[The request] Exclude images, then output the remaining data verbatim.

[Entries supplied]

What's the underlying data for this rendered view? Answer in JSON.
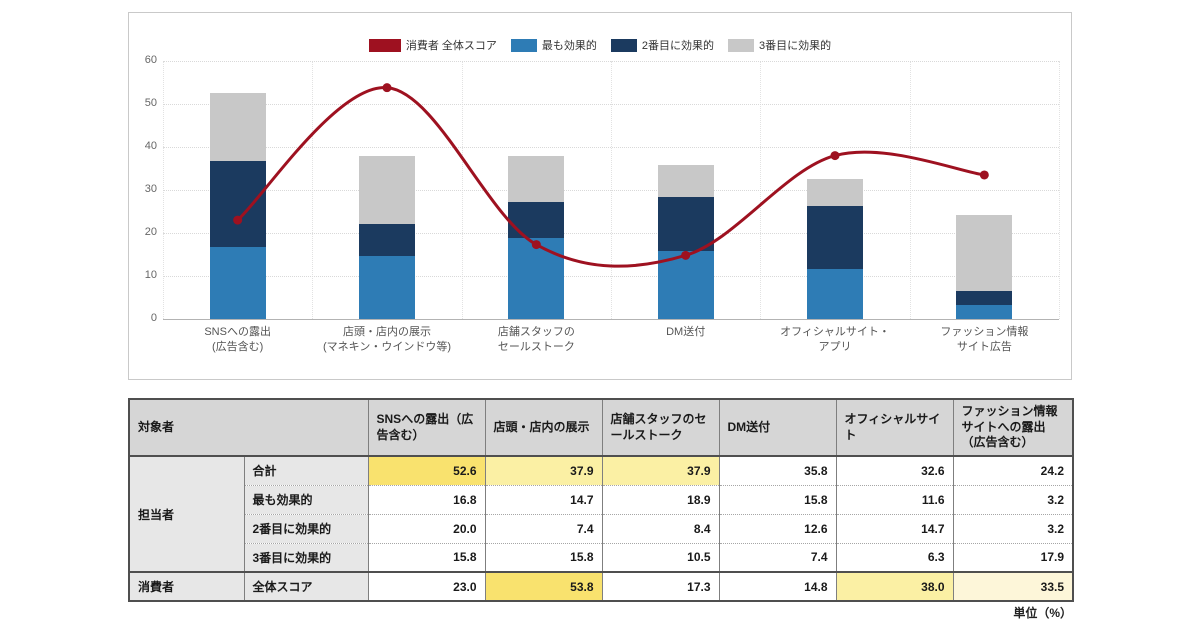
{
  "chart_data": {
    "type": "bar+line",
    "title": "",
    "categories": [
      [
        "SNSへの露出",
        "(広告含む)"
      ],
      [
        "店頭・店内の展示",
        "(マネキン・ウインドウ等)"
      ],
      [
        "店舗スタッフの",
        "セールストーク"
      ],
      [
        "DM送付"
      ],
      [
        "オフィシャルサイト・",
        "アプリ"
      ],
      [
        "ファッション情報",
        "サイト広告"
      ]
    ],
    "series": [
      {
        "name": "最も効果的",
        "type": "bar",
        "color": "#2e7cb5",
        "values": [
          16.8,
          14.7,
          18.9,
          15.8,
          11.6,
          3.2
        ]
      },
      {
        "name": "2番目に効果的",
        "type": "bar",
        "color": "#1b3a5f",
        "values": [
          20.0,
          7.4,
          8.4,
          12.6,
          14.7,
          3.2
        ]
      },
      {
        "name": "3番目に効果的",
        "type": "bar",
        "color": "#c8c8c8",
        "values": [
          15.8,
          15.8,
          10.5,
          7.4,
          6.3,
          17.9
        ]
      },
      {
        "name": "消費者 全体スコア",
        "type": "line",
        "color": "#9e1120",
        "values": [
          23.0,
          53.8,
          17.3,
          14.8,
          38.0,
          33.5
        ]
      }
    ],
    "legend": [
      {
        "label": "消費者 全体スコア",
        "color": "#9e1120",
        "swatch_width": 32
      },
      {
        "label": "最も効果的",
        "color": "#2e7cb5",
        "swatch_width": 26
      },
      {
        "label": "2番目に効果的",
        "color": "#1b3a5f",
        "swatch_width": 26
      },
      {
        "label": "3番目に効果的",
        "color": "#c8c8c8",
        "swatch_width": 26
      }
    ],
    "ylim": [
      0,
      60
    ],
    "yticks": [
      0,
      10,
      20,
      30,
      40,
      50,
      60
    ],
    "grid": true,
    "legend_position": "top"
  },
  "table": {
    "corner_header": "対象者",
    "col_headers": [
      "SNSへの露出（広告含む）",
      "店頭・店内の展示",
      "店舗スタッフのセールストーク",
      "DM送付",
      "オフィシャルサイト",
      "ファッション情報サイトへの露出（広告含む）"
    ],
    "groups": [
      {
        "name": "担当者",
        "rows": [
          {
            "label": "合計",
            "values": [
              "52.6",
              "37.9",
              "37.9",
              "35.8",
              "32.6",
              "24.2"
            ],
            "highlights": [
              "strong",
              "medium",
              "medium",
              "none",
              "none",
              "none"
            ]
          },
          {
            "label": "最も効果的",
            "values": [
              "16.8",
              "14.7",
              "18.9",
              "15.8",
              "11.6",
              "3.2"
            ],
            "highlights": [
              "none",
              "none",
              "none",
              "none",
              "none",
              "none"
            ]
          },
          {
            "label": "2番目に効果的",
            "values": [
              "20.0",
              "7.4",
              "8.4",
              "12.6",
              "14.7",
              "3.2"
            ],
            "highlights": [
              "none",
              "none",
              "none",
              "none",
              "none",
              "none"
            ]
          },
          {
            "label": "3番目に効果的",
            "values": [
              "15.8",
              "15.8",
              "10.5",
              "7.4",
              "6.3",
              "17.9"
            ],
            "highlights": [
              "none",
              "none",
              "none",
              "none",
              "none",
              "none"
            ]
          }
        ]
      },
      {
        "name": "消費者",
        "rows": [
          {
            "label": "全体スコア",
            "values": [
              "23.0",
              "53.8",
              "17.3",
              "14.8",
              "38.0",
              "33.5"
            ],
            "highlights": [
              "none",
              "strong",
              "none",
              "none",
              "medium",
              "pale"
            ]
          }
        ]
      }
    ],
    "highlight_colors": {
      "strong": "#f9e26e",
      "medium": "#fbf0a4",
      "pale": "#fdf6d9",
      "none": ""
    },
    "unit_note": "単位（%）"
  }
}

[Written answer]
What's the underlying data for this rendered view? Answer in JSON.
{
  "chart_data": {
    "type": "bar+line",
    "title": "",
    "categories": [
      [
        "SNSへの露出",
        "(広告含む)"
      ],
      [
        "店頭・店内の展示",
        "(マネキン・ウインドウ等)"
      ],
      [
        "店舗スタッフの",
        "セールストーク"
      ],
      [
        "DM送付"
      ],
      [
        "オフィシャルサイト・",
        "アプリ"
      ],
      [
        "ファッション情報",
        "サイト広告"
      ]
    ],
    "series": [
      {
        "name": "最も効果的",
        "type": "bar",
        "color": "#2e7cb5",
        "values": [
          16.8,
          14.7,
          18.9,
          15.8,
          11.6,
          3.2
        ]
      },
      {
        "name": "2番目に効果的",
        "type": "bar",
        "color": "#1b3a5f",
        "values": [
          20.0,
          7.4,
          8.4,
          12.6,
          14.7,
          3.2
        ]
      },
      {
        "name": "3番目に効果的",
        "type": "bar",
        "color": "#c8c8c8",
        "values": [
          15.8,
          15.8,
          10.5,
          7.4,
          6.3,
          17.9
        ]
      },
      {
        "name": "消費者 全体スコア",
        "type": "line",
        "color": "#9e1120",
        "values": [
          23.0,
          53.8,
          17.3,
          14.8,
          38.0,
          33.5
        ]
      }
    ],
    "legend": [
      {
        "label": "消費者 全体スコア",
        "color": "#9e1120",
        "swatch_width": 32
      },
      {
        "label": "最も効果的",
        "color": "#2e7cb5",
        "swatch_width": 26
      },
      {
        "label": "2番目に効果的",
        "color": "#1b3a5f",
        "swatch_width": 26
      },
      {
        "label": "3番目に効果的",
        "color": "#c8c8c8",
        "swatch_width": 26
      }
    ],
    "ylim": [
      0,
      60
    ],
    "yticks": [
      0,
      10,
      20,
      30,
      40,
      50,
      60
    ],
    "grid": true,
    "legend_position": "top"
  },
  "table": {
    "corner_header": "対象者",
    "col_headers": [
      "SNSへの露出（広告含む）",
      "店頭・店内の展示",
      "店舗スタッフのセールストーク",
      "DM送付",
      "オフィシャルサイト",
      "ファッション情報サイトへの露出（広告含む）"
    ],
    "groups": [
      {
        "name": "担当者",
        "rows": [
          {
            "label": "合計",
            "values": [
              "52.6",
              "37.9",
              "37.9",
              "35.8",
              "32.6",
              "24.2"
            ],
            "highlights": [
              "strong",
              "medium",
              "medium",
              "none",
              "none",
              "none"
            ]
          },
          {
            "label": "最も効果的",
            "values": [
              "16.8",
              "14.7",
              "18.9",
              "15.8",
              "11.6",
              "3.2"
            ],
            "highlights": [
              "none",
              "none",
              "none",
              "none",
              "none",
              "none"
            ]
          },
          {
            "label": "2番目に効果的",
            "values": [
              "20.0",
              "7.4",
              "8.4",
              "12.6",
              "14.7",
              "3.2"
            ],
            "highlights": [
              "none",
              "none",
              "none",
              "none",
              "none",
              "none"
            ]
          },
          {
            "label": "3番目に効果的",
            "values": [
              "15.8",
              "15.8",
              "10.5",
              "7.4",
              "6.3",
              "17.9"
            ],
            "highlights": [
              "none",
              "none",
              "none",
              "none",
              "none",
              "none"
            ]
          }
        ]
      },
      {
        "name": "消費者",
        "rows": [
          {
            "label": "全体スコア",
            "values": [
              "23.0",
              "53.8",
              "17.3",
              "14.8",
              "38.0",
              "33.5"
            ],
            "highlights": [
              "none",
              "strong",
              "none",
              "none",
              "medium",
              "pale"
            ]
          }
        ]
      }
    ],
    "highlight_colors": {
      "strong": "#f9e26e",
      "medium": "#fbf0a4",
      "pale": "#fdf6d9",
      "none": ""
    },
    "unit_note": "単位（%）"
  }
}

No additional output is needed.